• **What to do**
Which lines contain the string "supply"? Please list every one of them.

Stored records
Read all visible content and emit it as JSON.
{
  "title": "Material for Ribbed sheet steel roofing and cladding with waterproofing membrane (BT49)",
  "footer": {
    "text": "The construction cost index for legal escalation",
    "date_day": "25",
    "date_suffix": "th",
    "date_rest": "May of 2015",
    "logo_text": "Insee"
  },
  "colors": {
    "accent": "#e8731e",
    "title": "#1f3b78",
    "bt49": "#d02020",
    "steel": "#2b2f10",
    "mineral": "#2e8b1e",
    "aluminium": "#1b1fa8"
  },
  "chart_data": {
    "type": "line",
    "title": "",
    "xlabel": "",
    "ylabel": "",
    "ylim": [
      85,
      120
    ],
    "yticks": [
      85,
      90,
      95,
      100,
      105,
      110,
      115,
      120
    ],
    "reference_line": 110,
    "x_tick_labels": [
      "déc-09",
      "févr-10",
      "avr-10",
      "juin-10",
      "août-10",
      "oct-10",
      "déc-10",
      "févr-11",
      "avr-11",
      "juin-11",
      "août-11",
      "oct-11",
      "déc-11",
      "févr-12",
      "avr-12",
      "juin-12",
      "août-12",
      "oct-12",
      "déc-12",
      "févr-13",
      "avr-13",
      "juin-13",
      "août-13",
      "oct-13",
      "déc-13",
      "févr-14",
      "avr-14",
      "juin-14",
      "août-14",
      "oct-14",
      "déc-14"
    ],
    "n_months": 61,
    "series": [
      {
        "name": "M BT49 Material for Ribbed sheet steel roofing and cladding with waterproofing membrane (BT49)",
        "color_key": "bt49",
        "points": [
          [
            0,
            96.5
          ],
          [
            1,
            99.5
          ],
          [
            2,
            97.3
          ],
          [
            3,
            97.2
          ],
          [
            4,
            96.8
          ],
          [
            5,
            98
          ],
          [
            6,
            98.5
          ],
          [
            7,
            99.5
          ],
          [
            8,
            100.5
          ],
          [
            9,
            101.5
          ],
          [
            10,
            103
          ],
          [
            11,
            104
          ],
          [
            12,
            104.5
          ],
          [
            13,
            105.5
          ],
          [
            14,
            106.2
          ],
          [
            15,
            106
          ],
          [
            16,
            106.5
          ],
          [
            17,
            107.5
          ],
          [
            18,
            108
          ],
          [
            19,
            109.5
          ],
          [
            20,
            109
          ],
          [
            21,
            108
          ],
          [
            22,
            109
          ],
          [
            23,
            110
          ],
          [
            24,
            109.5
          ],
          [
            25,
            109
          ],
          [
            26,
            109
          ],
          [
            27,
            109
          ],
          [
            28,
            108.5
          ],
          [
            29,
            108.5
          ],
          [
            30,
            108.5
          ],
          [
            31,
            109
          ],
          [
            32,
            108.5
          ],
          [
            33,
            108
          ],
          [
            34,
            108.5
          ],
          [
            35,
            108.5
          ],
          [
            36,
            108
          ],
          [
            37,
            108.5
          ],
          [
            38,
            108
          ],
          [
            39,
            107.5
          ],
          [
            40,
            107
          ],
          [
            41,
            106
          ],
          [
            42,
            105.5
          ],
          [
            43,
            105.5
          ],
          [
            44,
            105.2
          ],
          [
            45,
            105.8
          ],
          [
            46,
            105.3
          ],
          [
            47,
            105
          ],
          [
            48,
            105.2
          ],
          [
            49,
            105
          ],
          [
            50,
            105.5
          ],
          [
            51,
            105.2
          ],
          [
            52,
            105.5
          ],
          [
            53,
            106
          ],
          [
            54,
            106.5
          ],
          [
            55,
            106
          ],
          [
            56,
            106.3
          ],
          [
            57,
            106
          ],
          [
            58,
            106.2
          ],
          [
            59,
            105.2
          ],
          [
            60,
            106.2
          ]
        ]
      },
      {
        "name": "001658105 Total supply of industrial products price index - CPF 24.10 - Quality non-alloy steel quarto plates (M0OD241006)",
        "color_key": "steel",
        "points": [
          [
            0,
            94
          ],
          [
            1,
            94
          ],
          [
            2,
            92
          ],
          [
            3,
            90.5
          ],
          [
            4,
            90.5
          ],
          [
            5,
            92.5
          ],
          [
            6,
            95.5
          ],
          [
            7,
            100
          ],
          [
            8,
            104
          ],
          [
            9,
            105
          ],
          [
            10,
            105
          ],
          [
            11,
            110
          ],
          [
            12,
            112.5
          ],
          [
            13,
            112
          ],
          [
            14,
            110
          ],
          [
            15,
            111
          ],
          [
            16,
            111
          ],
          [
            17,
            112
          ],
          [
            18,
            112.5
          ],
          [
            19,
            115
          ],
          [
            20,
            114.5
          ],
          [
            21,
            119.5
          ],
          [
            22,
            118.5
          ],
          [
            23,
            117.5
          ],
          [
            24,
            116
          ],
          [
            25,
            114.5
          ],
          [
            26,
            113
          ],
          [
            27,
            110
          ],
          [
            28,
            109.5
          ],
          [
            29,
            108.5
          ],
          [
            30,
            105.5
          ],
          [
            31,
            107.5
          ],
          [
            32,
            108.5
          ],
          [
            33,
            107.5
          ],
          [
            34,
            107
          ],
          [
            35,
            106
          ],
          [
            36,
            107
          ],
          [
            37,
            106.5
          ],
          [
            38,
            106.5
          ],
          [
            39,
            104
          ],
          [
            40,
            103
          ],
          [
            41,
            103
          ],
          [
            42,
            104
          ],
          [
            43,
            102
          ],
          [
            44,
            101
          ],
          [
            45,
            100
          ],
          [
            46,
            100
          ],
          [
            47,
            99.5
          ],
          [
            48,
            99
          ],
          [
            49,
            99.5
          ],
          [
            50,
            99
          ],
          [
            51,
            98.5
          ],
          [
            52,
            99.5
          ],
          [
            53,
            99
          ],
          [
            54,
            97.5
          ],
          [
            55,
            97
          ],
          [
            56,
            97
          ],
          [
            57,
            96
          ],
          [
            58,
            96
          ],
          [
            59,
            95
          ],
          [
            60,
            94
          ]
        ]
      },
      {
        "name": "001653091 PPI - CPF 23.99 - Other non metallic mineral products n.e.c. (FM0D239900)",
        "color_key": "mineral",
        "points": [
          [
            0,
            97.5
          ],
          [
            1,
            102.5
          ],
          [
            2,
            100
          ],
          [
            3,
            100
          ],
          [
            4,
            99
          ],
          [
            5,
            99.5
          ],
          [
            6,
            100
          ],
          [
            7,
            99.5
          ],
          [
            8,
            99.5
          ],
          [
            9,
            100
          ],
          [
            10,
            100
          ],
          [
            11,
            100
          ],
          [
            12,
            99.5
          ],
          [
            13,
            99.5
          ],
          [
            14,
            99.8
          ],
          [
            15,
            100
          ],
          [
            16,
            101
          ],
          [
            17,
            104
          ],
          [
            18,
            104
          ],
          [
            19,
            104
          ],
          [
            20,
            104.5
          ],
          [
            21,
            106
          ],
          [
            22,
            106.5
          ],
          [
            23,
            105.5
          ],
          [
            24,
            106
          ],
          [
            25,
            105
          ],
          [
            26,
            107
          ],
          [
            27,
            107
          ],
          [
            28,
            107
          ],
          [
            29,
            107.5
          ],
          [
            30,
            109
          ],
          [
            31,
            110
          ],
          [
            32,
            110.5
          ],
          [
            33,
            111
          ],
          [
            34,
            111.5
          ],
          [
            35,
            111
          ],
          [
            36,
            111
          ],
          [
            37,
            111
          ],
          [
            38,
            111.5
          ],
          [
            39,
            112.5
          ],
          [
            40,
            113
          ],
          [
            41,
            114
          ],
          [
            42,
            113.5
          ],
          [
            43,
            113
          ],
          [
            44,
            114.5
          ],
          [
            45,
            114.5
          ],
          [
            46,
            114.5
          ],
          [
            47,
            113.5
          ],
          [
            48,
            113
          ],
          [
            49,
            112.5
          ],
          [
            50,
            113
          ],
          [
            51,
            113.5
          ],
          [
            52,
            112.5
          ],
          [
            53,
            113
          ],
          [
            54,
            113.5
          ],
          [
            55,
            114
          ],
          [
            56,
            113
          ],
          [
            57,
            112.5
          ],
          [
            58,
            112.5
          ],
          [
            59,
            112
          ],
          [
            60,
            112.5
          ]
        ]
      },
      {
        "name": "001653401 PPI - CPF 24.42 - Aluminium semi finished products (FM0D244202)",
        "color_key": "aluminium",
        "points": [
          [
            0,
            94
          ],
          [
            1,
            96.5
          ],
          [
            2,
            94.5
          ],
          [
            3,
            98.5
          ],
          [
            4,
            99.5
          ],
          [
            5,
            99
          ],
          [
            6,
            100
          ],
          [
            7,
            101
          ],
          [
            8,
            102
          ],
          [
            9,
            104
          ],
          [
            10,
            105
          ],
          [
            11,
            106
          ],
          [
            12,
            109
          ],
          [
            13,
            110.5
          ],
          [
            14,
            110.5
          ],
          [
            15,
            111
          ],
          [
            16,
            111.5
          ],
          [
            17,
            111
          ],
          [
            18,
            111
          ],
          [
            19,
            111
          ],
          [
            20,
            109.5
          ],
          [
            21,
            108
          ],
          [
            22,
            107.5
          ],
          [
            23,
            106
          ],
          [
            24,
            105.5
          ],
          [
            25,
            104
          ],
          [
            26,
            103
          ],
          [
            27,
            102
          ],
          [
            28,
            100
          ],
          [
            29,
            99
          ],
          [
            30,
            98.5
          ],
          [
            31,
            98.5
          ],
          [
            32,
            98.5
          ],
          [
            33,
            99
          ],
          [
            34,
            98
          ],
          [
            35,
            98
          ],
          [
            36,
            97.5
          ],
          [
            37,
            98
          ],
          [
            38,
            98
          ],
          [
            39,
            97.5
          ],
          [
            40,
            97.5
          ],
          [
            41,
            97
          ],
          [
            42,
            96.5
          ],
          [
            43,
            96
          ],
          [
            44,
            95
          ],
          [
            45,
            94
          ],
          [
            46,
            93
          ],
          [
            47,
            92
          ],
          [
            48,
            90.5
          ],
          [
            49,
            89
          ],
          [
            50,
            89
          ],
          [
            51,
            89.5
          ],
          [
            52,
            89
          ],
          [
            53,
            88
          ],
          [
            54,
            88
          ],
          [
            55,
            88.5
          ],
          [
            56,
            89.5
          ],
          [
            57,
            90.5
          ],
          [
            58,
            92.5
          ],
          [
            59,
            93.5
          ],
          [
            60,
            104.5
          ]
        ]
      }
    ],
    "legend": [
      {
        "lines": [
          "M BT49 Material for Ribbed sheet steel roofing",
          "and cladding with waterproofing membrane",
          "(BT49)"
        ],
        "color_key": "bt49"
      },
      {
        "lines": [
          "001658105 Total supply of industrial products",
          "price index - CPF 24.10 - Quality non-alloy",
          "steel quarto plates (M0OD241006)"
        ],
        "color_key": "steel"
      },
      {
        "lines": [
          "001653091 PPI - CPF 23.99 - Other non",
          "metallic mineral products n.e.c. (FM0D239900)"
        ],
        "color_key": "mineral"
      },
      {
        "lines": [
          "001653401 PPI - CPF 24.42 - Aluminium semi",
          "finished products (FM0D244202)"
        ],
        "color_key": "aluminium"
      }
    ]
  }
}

• **Exercise solution**
        "name": "001658105 Total supply of industrial products price index - CPF 24.10 - Quality non-alloy steel quarto plates (M0OD241006)",
          "001658105 Total supply of industrial products",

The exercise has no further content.